▶ _To do_
Report how many lines of these entries hold the string "title"; reply with the number alone.
___ Given entries ___
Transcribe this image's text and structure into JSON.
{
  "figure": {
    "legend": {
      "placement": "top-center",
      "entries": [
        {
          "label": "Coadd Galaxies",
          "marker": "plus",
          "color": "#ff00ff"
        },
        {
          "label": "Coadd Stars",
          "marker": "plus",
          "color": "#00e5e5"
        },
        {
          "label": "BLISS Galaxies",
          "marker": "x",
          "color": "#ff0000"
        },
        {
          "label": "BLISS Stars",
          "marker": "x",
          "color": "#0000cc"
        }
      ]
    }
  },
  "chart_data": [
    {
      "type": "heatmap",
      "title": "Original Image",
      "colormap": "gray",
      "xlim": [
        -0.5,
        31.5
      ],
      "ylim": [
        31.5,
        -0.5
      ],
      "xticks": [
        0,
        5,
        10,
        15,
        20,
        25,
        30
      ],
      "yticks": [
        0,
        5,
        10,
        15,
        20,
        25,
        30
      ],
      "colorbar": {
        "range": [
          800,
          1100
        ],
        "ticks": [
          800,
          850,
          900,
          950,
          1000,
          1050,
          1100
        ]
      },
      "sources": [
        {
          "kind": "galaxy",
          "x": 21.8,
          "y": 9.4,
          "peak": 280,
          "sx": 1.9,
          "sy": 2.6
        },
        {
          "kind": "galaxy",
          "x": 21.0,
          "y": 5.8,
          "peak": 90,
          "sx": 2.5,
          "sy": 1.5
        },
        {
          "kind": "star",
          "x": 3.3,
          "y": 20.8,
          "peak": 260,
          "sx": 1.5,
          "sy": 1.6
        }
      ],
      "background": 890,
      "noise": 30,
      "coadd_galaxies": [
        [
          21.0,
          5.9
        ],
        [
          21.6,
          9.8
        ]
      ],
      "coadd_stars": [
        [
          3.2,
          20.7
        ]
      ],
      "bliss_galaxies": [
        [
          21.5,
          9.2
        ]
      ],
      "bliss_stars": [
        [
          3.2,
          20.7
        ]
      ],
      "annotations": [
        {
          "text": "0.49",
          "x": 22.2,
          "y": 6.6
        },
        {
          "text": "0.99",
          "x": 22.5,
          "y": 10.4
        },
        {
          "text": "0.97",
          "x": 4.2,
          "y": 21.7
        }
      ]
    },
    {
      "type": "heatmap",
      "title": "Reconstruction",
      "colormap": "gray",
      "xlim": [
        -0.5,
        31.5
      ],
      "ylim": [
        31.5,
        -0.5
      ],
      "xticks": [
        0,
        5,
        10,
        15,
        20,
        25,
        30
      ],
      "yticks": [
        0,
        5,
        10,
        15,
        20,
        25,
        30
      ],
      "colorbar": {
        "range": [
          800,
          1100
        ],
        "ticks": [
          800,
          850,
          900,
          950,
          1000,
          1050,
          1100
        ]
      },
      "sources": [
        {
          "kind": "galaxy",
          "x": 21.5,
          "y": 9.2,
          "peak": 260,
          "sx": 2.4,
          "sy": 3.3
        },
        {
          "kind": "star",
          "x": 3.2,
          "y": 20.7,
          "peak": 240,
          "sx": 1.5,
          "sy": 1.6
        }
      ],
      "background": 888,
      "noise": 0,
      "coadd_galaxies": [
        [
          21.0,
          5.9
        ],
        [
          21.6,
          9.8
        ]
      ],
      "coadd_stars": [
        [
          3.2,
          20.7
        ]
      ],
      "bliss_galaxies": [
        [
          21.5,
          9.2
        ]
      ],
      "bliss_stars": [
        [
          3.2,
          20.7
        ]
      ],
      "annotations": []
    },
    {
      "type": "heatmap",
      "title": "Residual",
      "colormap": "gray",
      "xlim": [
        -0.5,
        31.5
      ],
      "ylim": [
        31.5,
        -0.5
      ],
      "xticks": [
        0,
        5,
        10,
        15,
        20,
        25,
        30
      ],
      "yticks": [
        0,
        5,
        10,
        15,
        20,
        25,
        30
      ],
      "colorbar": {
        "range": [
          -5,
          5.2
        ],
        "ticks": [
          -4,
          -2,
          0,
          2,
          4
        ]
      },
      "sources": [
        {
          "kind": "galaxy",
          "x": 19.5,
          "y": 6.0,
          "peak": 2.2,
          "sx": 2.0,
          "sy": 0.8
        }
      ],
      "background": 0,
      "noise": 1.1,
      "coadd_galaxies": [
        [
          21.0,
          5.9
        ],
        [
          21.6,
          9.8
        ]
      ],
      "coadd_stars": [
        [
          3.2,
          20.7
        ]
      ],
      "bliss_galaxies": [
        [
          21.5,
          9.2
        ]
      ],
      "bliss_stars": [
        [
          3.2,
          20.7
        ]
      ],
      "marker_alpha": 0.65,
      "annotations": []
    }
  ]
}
___
▶ _Result of this task_
3